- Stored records
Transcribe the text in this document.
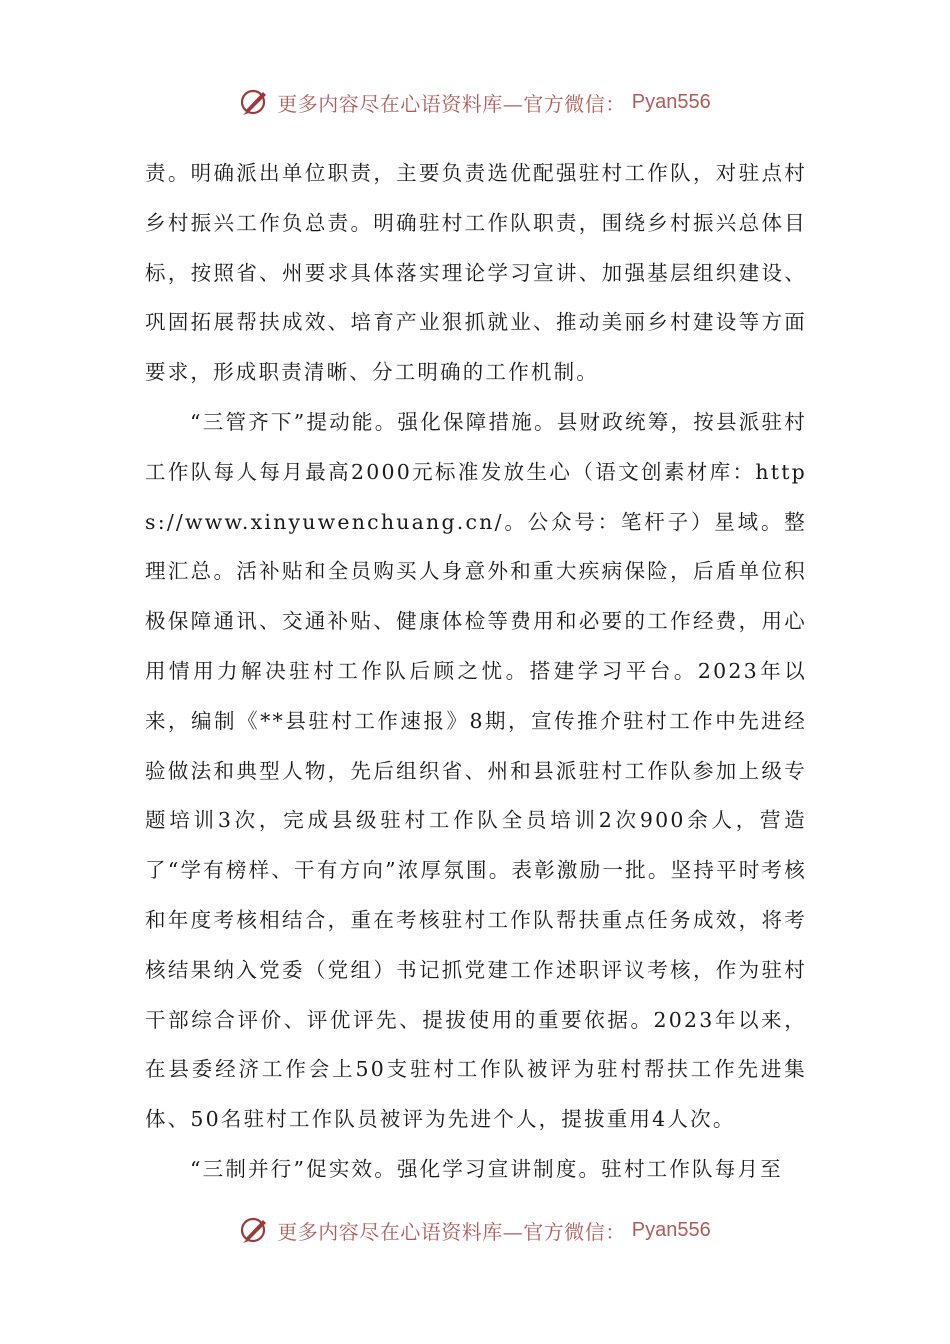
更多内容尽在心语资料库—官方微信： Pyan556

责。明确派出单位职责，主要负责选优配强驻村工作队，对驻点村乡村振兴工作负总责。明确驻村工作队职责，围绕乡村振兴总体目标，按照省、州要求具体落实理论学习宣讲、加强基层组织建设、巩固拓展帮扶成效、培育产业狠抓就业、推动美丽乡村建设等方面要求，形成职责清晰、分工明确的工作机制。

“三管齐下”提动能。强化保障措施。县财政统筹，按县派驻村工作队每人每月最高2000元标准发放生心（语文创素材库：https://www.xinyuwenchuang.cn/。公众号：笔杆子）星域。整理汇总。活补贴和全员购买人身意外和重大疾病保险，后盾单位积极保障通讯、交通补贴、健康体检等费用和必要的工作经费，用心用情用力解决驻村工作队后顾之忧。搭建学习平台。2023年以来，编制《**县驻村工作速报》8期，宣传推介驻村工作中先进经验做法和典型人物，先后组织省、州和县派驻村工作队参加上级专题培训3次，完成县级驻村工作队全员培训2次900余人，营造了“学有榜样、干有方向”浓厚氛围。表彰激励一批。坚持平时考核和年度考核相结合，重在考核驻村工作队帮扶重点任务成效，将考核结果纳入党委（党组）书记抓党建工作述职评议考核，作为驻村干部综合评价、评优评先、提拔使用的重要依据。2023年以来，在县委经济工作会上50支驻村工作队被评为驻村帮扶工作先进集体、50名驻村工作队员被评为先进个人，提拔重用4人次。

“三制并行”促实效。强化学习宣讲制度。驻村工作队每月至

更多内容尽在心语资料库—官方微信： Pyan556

- WORK REQUIRED
Give all the lines above again, character for character, without pictures.

- EXERCISE OUTPUT
Transcribe the text in this document.
更多内容尽在心语资料库—官方微信： Pyan556

责。明确派出单位职责，主要负责选优配强驻村工作队，对驻点村乡村振兴工作负总责。明确驻村工作队职责，围绕乡村振兴总体目标，按照省、州要求具体落实理论学习宣讲、加强基层组织建设、巩固拓展帮扶成效、培育产业狠抓就业、推动美丽乡村建设等方面要求，形成职责清晰、分工明确的工作机制。

“三管齐下”提动能。强化保障措施。县财政统筹，按县派驻村工作队每人每月最高2000元标准发放生心（语文创素材库：https://www.xinyuwenchuang.cn/。公众号：笔杆子）星域。整理汇总。活补贴和全员购买人身意外和重大疾病保险，后盾单位积极保障通讯、交通补贴、健康体检等费用和必要的工作经费，用心用情用力解决驻村工作队后顾之忧。搭建学习平台。2023年以来，编制《**县驻村工作速报》8期，宣传推介驻村工作中先进经验做法和典型人物，先后组织省、州和县派驻村工作队参加上级专题培训3次，完成县级驻村工作队全员培训2次900余人，营造了“学有榜样、干有方向”浓厚氛围。表彰激励一批。坚持平时考核和年度考核相结合，重在考核驻村工作队帮扶重点任务成效，将考核结果纳入党委（党组）书记抓党建工作述职评议考核，作为驻村干部综合评价、评优评先、提拔使用的重要依据。2023年以来，在县委经济工作会上50支驻村工作队被评为驻村帮扶工作先进集体、50名驻村工作队员被评为先进个人，提拔重用4人次。

“三制并行”促实效。强化学习宣讲制度。驻村工作队每月至

更多内容尽在心语资料库—官方微信： Pyan556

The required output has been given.